• [Data excerpts]
= Beginning of Section =

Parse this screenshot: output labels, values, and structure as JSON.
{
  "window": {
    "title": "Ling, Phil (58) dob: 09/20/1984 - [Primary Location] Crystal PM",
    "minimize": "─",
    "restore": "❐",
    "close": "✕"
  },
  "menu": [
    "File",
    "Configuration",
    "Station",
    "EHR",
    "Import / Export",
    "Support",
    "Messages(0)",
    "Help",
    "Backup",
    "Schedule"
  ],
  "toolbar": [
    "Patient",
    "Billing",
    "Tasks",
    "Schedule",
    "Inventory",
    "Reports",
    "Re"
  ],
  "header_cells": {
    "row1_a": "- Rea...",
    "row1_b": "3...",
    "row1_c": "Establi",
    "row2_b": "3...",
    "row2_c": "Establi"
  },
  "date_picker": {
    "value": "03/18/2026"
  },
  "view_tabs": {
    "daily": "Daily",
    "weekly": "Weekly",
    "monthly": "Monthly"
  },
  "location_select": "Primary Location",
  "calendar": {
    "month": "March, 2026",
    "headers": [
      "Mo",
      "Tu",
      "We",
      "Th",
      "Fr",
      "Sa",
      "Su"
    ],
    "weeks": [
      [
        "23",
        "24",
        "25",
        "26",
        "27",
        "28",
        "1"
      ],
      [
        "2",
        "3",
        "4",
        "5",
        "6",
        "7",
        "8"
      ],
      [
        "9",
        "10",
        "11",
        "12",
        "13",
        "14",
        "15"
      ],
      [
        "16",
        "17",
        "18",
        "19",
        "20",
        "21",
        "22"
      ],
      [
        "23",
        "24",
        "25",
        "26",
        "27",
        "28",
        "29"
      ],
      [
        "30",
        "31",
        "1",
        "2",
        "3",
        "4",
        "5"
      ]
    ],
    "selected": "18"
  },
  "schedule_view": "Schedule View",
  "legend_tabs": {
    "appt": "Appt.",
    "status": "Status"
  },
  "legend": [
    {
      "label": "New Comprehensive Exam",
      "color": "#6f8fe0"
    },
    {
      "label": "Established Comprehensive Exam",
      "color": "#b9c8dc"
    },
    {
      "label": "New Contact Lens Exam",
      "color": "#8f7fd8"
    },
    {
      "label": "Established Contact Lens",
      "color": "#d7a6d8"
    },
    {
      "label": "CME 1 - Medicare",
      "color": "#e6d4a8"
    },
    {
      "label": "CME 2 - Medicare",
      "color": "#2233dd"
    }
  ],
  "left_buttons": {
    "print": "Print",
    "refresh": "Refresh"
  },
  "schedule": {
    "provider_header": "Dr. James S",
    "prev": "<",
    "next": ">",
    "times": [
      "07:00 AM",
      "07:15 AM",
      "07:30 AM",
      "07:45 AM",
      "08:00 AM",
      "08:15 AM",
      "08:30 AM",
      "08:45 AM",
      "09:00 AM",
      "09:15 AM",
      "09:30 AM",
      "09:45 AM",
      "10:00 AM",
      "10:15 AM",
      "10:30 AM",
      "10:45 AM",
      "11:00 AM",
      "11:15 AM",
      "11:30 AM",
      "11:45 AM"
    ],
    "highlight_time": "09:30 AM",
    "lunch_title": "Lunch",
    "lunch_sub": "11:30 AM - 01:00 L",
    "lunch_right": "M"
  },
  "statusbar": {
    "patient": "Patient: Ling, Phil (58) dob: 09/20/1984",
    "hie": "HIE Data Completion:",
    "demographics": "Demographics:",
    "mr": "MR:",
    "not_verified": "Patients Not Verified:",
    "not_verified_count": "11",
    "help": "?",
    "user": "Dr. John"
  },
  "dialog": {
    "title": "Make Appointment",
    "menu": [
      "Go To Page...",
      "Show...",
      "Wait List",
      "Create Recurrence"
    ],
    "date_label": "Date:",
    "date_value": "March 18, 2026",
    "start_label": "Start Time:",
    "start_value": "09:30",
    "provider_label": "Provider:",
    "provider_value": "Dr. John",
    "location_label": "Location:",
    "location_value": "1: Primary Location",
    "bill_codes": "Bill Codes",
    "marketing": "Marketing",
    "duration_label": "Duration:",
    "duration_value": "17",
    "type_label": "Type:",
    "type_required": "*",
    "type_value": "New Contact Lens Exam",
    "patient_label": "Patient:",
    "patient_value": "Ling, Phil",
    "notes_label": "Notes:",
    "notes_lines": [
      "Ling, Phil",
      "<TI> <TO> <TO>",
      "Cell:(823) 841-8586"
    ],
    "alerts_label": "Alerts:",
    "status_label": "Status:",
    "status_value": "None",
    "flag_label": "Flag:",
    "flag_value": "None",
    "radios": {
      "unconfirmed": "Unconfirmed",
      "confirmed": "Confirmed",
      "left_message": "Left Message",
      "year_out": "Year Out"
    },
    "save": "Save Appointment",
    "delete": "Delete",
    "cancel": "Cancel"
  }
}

= End of Section =

Which of the lines above include the string "Exam"? Pick them out and copy them.

      "label": "New Comprehensive Exam",
      "label": "Established Comprehensive Exam",
      "label": "New Contact Lens Exam",
    "type_value": "New Contact Lens Exam",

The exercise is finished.